To be done =>
Provide the count of lines that hold "this" and no other output.

Information given =>
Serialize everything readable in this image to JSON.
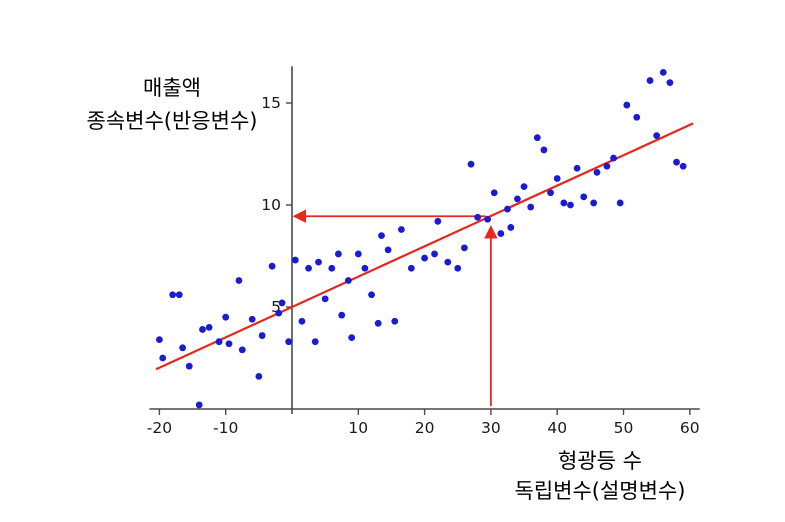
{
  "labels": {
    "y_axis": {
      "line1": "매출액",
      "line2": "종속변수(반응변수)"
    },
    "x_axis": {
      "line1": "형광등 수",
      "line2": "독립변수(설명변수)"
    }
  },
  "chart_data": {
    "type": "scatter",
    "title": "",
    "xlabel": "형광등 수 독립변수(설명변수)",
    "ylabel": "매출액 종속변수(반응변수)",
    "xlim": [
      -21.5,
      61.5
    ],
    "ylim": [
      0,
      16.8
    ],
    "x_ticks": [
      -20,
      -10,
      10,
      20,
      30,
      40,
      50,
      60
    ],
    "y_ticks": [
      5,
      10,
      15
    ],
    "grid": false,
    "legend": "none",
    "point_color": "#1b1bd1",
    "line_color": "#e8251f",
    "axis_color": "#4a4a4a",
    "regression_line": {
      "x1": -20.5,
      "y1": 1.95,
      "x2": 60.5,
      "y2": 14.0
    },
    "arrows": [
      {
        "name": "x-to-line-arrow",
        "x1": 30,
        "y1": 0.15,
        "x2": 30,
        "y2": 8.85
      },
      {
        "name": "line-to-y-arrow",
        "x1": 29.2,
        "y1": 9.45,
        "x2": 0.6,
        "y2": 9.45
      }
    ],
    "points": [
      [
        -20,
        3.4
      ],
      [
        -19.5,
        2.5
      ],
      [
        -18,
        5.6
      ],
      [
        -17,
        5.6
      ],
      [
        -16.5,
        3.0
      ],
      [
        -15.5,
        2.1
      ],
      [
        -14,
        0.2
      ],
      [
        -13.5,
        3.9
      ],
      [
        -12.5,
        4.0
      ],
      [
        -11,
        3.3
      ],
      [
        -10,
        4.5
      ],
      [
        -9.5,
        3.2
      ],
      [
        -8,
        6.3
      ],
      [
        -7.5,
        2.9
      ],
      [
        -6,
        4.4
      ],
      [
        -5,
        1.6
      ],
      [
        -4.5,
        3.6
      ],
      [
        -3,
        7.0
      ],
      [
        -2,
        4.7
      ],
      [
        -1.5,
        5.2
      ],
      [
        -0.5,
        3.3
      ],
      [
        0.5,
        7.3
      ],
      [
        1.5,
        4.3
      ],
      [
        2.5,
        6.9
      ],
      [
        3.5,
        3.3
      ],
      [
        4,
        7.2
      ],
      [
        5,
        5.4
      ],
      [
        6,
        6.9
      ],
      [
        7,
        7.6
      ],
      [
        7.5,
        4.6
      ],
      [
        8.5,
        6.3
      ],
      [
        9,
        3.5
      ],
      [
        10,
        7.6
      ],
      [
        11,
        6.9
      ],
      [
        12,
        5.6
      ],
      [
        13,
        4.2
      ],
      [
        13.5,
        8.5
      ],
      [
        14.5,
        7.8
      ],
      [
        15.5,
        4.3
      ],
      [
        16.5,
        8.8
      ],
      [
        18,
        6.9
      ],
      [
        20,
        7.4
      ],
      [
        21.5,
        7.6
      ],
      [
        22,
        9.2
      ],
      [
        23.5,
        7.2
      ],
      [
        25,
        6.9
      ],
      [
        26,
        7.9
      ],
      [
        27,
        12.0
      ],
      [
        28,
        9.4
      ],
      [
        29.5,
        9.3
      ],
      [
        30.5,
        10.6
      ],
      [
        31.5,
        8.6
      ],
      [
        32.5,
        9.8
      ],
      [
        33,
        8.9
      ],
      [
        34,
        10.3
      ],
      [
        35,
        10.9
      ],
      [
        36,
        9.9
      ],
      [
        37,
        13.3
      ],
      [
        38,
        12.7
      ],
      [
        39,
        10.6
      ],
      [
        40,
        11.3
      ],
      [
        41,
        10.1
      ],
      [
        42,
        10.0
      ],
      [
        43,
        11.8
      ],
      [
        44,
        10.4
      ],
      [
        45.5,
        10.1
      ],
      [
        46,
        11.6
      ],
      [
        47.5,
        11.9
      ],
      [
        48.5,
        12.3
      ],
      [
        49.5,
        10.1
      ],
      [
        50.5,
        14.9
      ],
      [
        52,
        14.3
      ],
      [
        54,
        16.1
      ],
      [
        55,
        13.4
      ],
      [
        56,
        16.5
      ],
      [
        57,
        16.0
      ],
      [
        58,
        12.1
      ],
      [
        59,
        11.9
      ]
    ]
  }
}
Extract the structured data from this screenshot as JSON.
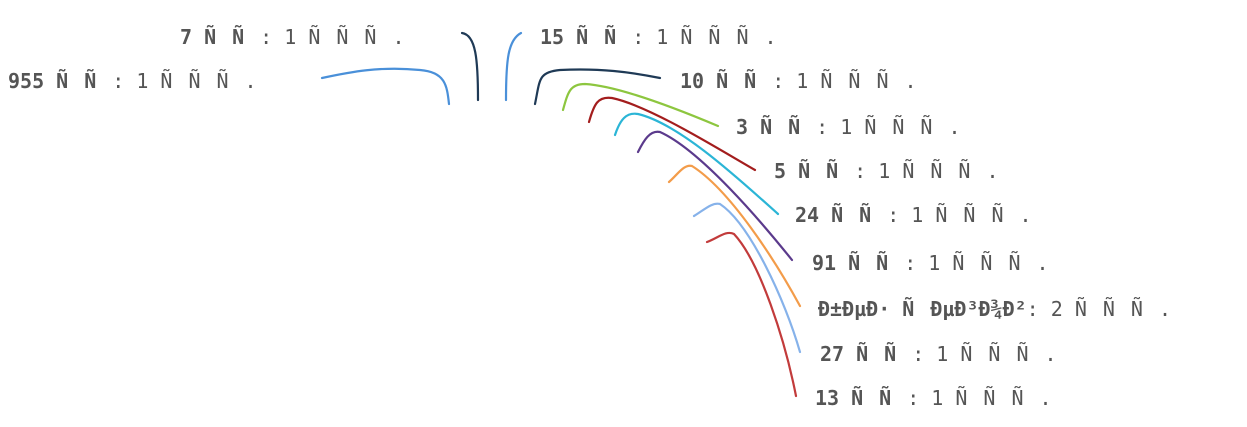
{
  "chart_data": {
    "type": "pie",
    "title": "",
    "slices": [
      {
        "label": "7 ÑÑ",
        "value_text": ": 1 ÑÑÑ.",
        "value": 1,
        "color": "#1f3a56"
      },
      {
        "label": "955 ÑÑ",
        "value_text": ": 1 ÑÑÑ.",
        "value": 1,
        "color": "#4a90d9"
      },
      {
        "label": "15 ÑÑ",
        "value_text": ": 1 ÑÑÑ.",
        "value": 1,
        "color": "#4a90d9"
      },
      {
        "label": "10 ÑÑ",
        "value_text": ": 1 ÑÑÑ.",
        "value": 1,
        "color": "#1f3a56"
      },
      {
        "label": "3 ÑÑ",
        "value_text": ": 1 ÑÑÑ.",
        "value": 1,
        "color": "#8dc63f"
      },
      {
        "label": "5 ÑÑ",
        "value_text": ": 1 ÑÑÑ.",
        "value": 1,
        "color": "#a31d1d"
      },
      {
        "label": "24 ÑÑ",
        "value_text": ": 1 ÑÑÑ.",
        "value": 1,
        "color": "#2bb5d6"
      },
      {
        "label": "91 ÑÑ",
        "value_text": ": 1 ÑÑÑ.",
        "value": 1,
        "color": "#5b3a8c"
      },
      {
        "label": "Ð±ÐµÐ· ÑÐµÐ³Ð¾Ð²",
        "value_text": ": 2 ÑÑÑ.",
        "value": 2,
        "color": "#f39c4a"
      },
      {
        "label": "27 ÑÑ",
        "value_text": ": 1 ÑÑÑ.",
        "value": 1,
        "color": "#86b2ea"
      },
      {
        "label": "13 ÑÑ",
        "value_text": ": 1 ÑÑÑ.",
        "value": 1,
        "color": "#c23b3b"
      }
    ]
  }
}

...

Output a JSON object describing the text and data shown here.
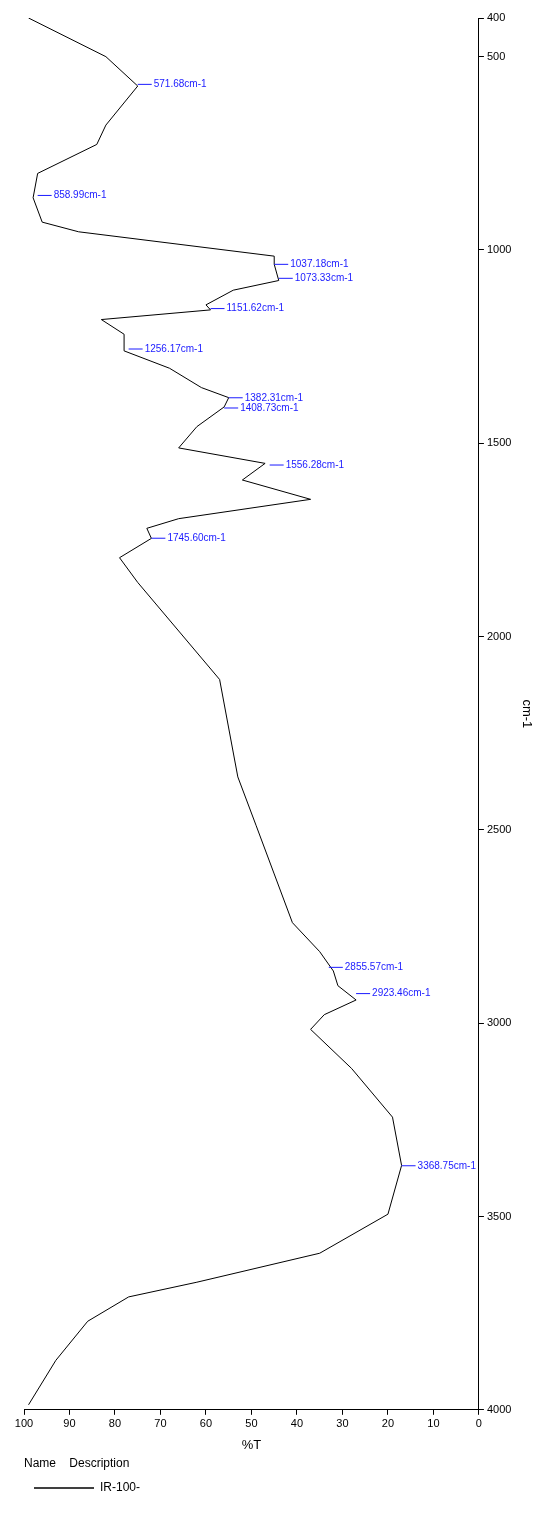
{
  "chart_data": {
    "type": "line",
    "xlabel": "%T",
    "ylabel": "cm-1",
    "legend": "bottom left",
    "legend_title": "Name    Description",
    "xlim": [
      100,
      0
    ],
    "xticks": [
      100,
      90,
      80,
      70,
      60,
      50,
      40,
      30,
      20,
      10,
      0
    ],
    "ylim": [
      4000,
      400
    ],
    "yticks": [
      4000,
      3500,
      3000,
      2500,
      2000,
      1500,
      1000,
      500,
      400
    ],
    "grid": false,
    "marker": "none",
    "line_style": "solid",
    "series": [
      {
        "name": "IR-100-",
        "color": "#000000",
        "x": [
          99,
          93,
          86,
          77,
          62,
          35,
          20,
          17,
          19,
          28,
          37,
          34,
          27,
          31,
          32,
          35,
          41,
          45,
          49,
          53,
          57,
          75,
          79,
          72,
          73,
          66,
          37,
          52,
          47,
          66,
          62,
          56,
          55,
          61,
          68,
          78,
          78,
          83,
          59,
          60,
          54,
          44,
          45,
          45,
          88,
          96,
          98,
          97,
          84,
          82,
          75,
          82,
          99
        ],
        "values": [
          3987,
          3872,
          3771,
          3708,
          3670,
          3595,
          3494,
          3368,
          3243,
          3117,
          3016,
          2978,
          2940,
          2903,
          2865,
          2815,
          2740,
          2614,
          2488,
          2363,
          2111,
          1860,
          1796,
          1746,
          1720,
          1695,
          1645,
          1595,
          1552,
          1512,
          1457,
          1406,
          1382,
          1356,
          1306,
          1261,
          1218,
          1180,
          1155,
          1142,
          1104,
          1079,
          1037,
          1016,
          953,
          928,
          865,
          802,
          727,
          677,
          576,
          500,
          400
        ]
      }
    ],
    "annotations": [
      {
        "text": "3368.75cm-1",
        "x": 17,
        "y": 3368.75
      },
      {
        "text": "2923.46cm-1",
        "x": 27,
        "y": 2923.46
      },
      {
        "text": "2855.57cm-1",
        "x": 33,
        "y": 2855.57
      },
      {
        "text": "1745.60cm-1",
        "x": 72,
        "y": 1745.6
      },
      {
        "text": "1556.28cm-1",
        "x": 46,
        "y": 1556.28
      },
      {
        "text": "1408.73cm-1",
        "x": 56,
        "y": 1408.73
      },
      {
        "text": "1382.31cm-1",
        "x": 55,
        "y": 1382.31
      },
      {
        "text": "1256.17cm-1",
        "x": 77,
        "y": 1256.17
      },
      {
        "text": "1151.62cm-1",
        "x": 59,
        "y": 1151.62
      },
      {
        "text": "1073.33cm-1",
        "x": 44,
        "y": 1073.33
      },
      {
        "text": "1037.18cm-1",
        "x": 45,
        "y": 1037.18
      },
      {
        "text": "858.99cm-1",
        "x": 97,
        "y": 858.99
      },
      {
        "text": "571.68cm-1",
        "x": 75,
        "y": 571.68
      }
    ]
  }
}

Answer to the problem =>
2